*REQUEST*:
Copy all of the records below verbatim.

════════

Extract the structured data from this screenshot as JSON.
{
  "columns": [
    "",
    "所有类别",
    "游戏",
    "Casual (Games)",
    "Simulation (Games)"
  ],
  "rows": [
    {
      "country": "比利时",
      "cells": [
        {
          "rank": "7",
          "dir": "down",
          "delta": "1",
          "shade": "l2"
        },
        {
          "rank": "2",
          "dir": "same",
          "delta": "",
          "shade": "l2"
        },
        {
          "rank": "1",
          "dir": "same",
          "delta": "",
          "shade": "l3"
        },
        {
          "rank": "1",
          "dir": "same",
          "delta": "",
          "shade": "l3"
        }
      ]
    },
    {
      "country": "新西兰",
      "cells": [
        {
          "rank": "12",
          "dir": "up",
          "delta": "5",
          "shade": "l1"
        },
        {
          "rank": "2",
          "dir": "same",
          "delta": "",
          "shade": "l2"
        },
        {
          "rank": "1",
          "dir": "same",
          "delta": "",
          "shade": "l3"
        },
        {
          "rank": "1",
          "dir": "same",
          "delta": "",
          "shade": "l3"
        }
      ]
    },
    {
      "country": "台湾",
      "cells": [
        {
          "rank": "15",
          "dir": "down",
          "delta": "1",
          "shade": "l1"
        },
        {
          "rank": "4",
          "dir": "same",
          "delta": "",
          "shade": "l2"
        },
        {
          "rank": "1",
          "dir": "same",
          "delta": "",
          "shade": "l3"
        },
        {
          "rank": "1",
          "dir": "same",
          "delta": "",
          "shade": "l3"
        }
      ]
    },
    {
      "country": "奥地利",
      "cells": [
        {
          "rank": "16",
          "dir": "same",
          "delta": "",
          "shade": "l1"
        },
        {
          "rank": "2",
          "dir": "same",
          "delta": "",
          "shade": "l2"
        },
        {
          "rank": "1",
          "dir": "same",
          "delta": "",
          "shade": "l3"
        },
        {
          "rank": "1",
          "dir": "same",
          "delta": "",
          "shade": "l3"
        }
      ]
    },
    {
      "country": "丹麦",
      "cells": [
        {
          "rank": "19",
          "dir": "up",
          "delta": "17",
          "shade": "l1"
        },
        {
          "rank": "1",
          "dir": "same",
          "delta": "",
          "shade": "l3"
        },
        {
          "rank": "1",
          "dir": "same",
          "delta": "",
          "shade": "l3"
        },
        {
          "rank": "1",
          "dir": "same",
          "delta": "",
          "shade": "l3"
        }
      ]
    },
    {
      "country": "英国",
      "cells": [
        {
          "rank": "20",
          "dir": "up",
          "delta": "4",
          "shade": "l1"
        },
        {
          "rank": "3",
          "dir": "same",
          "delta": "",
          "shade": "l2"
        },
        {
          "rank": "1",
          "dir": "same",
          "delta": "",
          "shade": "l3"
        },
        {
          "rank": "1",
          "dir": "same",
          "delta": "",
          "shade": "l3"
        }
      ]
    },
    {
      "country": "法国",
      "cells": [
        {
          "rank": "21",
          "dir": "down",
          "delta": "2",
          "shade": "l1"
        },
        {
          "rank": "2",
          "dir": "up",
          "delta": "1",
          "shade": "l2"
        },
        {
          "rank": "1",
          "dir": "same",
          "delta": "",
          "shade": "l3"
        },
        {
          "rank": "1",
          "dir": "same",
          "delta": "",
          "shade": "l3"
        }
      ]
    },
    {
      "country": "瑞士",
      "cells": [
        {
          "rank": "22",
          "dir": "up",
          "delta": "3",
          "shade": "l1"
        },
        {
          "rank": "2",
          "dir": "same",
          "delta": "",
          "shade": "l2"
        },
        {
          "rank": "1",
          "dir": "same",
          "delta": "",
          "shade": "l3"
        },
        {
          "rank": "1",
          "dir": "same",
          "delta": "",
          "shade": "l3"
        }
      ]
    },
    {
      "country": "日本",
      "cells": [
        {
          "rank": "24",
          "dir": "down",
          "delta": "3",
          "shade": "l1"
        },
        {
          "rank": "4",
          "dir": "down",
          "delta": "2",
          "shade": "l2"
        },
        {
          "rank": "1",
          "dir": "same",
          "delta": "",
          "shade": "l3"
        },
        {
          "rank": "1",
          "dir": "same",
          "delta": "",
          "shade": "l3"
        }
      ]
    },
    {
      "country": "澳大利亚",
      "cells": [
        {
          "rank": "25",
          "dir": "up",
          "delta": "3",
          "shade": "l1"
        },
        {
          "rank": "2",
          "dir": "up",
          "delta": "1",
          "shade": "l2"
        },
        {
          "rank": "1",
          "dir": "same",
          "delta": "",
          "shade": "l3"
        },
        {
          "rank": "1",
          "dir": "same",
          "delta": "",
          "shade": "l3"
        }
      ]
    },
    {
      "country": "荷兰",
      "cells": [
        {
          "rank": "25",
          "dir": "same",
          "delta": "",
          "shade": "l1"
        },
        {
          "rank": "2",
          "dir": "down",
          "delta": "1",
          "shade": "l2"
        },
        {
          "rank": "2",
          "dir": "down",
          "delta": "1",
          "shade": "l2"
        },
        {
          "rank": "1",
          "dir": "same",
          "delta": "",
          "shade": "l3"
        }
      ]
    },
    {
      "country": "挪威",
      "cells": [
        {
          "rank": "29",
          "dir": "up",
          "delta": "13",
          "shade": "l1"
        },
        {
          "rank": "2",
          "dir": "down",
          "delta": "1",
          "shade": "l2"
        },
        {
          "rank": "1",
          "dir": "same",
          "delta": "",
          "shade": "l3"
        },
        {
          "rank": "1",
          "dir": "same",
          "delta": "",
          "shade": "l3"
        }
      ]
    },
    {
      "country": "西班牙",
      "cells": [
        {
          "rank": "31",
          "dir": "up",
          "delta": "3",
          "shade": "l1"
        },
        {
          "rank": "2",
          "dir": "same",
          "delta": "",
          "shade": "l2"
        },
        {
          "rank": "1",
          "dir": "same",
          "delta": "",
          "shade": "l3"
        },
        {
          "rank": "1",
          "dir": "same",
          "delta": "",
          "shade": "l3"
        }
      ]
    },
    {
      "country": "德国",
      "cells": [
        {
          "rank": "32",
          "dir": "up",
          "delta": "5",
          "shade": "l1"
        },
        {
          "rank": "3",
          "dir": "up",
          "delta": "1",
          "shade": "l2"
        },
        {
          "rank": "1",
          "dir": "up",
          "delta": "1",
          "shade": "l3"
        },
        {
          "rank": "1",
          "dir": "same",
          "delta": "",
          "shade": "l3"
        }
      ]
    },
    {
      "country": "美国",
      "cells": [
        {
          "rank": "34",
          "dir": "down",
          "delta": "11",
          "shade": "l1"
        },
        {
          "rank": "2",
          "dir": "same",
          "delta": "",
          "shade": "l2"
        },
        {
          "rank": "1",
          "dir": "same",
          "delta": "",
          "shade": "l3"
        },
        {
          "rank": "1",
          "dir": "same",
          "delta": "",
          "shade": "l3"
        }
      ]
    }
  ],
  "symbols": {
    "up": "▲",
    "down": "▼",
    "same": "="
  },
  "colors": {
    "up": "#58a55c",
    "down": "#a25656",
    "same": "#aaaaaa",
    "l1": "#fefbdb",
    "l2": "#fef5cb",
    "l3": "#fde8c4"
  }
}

════════

*COMPLETED TASK*:
Extract the structured data from this screenshot as JSON.
{
  "columns": [
    "",
    "所有类别",
    "游戏",
    "Casual (Games)",
    "Simulation (Games)"
  ],
  "rows": [
    {
      "country": "比利时",
      "cells": [
        {
          "rank": "7",
          "dir": "down",
          "delta": "1",
          "shade": "l2"
        },
        {
          "rank": "2",
          "dir": "same",
          "delta": "",
          "shade": "l2"
        },
        {
          "rank": "1",
          "dir": "same",
          "delta": "",
          "shade": "l3"
        },
        {
          "rank": "1",
          "dir": "same",
          "delta": "",
          "shade": "l3"
        }
      ]
    },
    {
      "country": "新西兰",
      "cells": [
        {
          "rank": "12",
          "dir": "up",
          "delta": "5",
          "shade": "l1"
        },
        {
          "rank": "2",
          "dir": "same",
          "delta": "",
          "shade": "l2"
        },
        {
          "rank": "1",
          "dir": "same",
          "delta": "",
          "shade": "l3"
        },
        {
          "rank": "1",
          "dir": "same",
          "delta": "",
          "shade": "l3"
        }
      ]
    },
    {
      "country": "台湾",
      "cells": [
        {
          "rank": "15",
          "dir": "down",
          "delta": "1",
          "shade": "l1"
        },
        {
          "rank": "4",
          "dir": "same",
          "delta": "",
          "shade": "l2"
        },
        {
          "rank": "1",
          "dir": "same",
          "delta": "",
          "shade": "l3"
        },
        {
          "rank": "1",
          "dir": "same",
          "delta": "",
          "shade": "l3"
        }
      ]
    },
    {
      "country": "奥地利",
      "cells": [
        {
          "rank": "16",
          "dir": "same",
          "delta": "",
          "shade": "l1"
        },
        {
          "rank": "2",
          "dir": "same",
          "delta": "",
          "shade": "l2"
        },
        {
          "rank": "1",
          "dir": "same",
          "delta": "",
          "shade": "l3"
        },
        {
          "rank": "1",
          "dir": "same",
          "delta": "",
          "shade": "l3"
        }
      ]
    },
    {
      "country": "丹麦",
      "cells": [
        {
          "rank": "19",
          "dir": "up",
          "delta": "17",
          "shade": "l1"
        },
        {
          "rank": "1",
          "dir": "same",
          "delta": "",
          "shade": "l3"
        },
        {
          "rank": "1",
          "dir": "same",
          "delta": "",
          "shade": "l3"
        },
        {
          "rank": "1",
          "dir": "same",
          "delta": "",
          "shade": "l3"
        }
      ]
    },
    {
      "country": "英国",
      "cells": [
        {
          "rank": "20",
          "dir": "up",
          "delta": "4",
          "shade": "l1"
        },
        {
          "rank": "3",
          "dir": "same",
          "delta": "",
          "shade": "l2"
        },
        {
          "rank": "1",
          "dir": "same",
          "delta": "",
          "shade": "l3"
        },
        {
          "rank": "1",
          "dir": "same",
          "delta": "",
          "shade": "l3"
        }
      ]
    },
    {
      "country": "法国",
      "cells": [
        {
          "rank": "21",
          "dir": "down",
          "delta": "2",
          "shade": "l1"
        },
        {
          "rank": "2",
          "dir": "up",
          "delta": "1",
          "shade": "l2"
        },
        {
          "rank": "1",
          "dir": "same",
          "delta": "",
          "shade": "l3"
        },
        {
          "rank": "1",
          "dir": "same",
          "delta": "",
          "shade": "l3"
        }
      ]
    },
    {
      "country": "瑞士",
      "cells": [
        {
          "rank": "22",
          "dir": "up",
          "delta": "3",
          "shade": "l1"
        },
        {
          "rank": "2",
          "dir": "same",
          "delta": "",
          "shade": "l2"
        },
        {
          "rank": "1",
          "dir": "same",
          "delta": "",
          "shade": "l3"
        },
        {
          "rank": "1",
          "dir": "same",
          "delta": "",
          "shade": "l3"
        }
      ]
    },
    {
      "country": "日本",
      "cells": [
        {
          "rank": "24",
          "dir": "down",
          "delta": "3",
          "shade": "l1"
        },
        {
          "rank": "4",
          "dir": "down",
          "delta": "2",
          "shade": "l2"
        },
        {
          "rank": "1",
          "dir": "same",
          "delta": "",
          "shade": "l3"
        },
        {
          "rank": "1",
          "dir": "same",
          "delta": "",
          "shade": "l3"
        }
      ]
    },
    {
      "country": "澳大利亚",
      "cells": [
        {
          "rank": "25",
          "dir": "up",
          "delta": "3",
          "shade": "l1"
        },
        {
          "rank": "2",
          "dir": "up",
          "delta": "1",
          "shade": "l2"
        },
        {
          "rank": "1",
          "dir": "same",
          "delta": "",
          "shade": "l3"
        },
        {
          "rank": "1",
          "dir": "same",
          "delta": "",
          "shade": "l3"
        }
      ]
    },
    {
      "country": "荷兰",
      "cells": [
        {
          "rank": "25",
          "dir": "same",
          "delta": "",
          "shade": "l1"
        },
        {
          "rank": "2",
          "dir": "down",
          "delta": "1",
          "shade": "l2"
        },
        {
          "rank": "2",
          "dir": "down",
          "delta": "1",
          "shade": "l2"
        },
        {
          "rank": "1",
          "dir": "same",
          "delta": "",
          "shade": "l3"
        }
      ]
    },
    {
      "country": "挪威",
      "cells": [
        {
          "rank": "29",
          "dir": "up",
          "delta": "13",
          "shade": "l1"
        },
        {
          "rank": "2",
          "dir": "down",
          "delta": "1",
          "shade": "l2"
        },
        {
          "rank": "1",
          "dir": "same",
          "delta": "",
          "shade": "l3"
        },
        {
          "rank": "1",
          "dir": "same",
          "delta": "",
          "shade": "l3"
        }
      ]
    },
    {
      "country": "西班牙",
      "cells": [
        {
          "rank": "31",
          "dir": "up",
          "delta": "3",
          "shade": "l1"
        },
        {
          "rank": "2",
          "dir": "same",
          "delta": "",
          "shade": "l2"
        },
        {
          "rank": "1",
          "dir": "same",
          "delta": "",
          "shade": "l3"
        },
        {
          "rank": "1",
          "dir": "same",
          "delta": "",
          "shade": "l3"
        }
      ]
    },
    {
      "country": "德国",
      "cells": [
        {
          "rank": "32",
          "dir": "up",
          "delta": "5",
          "shade": "l1"
        },
        {
          "rank": "3",
          "dir": "up",
          "delta": "1",
          "shade": "l2"
        },
        {
          "rank": "1",
          "dir": "up",
          "delta": "1",
          "shade": "l3"
        },
        {
          "rank": "1",
          "dir": "same",
          "delta": "",
          "shade": "l3"
        }
      ]
    },
    {
      "country": "美国",
      "cells": [
        {
          "rank": "34",
          "dir": "down",
          "delta": "11",
          "shade": "l1"
        },
        {
          "rank": "2",
          "dir": "same",
          "delta": "",
          "shade": "l2"
        },
        {
          "rank": "1",
          "dir": "same",
          "delta": "",
          "shade": "l3"
        },
        {
          "rank": "1",
          "dir": "same",
          "delta": "",
          "shade": "l3"
        }
      ]
    }
  ],
  "symbols": {
    "up": "▲",
    "down": "▼",
    "same": "="
  },
  "colors": {
    "up": "#58a55c",
    "down": "#a25656",
    "same": "#aaaaaa",
    "l1": "#fefbdb",
    "l2": "#fef5cb",
    "l3": "#fde8c4"
  }
}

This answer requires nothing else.